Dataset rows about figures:

==============================

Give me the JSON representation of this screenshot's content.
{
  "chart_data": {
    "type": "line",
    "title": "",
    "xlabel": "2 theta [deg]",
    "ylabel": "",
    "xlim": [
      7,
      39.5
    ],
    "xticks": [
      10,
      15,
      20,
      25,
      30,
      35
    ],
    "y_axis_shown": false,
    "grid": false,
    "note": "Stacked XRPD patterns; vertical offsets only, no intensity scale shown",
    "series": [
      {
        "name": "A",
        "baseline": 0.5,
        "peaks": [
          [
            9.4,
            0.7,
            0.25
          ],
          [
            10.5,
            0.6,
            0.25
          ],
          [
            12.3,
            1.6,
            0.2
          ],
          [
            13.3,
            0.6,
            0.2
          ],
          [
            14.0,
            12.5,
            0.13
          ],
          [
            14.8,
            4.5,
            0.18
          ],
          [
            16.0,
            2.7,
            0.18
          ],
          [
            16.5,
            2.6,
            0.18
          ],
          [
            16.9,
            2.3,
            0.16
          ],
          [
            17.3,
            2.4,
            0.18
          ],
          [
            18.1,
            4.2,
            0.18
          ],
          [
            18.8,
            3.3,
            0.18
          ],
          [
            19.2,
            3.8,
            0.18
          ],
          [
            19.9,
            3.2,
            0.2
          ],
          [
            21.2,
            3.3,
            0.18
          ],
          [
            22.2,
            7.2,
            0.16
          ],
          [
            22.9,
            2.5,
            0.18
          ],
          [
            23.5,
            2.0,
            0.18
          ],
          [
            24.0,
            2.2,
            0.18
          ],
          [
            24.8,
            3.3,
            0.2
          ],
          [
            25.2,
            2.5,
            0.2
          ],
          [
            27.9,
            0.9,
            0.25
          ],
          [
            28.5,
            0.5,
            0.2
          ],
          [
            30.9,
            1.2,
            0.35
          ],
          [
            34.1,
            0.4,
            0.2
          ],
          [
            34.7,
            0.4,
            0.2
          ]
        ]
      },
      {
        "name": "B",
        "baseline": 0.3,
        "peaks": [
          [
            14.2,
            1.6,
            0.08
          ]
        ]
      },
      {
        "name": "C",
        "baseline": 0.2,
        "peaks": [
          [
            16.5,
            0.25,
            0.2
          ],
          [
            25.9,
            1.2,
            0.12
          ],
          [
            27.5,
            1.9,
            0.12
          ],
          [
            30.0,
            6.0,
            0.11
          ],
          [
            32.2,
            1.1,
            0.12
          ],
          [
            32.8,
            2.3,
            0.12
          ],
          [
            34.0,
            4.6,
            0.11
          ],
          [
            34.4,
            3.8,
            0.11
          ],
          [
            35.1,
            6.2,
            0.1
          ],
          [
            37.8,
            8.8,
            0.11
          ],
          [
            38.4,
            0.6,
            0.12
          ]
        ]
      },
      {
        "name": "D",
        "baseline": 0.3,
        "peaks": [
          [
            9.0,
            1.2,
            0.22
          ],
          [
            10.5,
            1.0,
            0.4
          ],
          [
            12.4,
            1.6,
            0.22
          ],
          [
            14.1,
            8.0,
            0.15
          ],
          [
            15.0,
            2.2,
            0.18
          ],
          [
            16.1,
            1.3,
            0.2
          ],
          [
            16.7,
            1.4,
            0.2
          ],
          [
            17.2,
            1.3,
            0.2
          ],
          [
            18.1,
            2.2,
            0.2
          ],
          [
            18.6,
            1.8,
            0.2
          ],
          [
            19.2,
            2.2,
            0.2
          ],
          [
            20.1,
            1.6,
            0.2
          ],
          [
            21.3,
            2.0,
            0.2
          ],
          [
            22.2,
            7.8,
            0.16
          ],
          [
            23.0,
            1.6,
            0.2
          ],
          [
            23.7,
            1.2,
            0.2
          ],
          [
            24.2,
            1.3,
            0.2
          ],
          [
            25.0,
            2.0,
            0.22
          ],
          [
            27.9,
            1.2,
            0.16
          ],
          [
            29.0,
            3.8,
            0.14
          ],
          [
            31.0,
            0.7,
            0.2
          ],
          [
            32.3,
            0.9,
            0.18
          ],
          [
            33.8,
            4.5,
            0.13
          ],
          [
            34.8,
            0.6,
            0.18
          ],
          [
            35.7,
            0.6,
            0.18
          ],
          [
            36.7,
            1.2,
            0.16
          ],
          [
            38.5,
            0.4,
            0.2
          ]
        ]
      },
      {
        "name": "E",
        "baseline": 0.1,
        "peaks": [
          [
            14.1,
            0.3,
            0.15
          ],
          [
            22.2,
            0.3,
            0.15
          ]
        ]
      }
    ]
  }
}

==============================

Show all lines from the listing above in which "baseline" appears.

## THE SOLUTION
        "baseline": 0.5,
        "baseline": 0.3,
        "baseline": 0.2,
        "baseline": 0.3,
        "baseline": 0.1,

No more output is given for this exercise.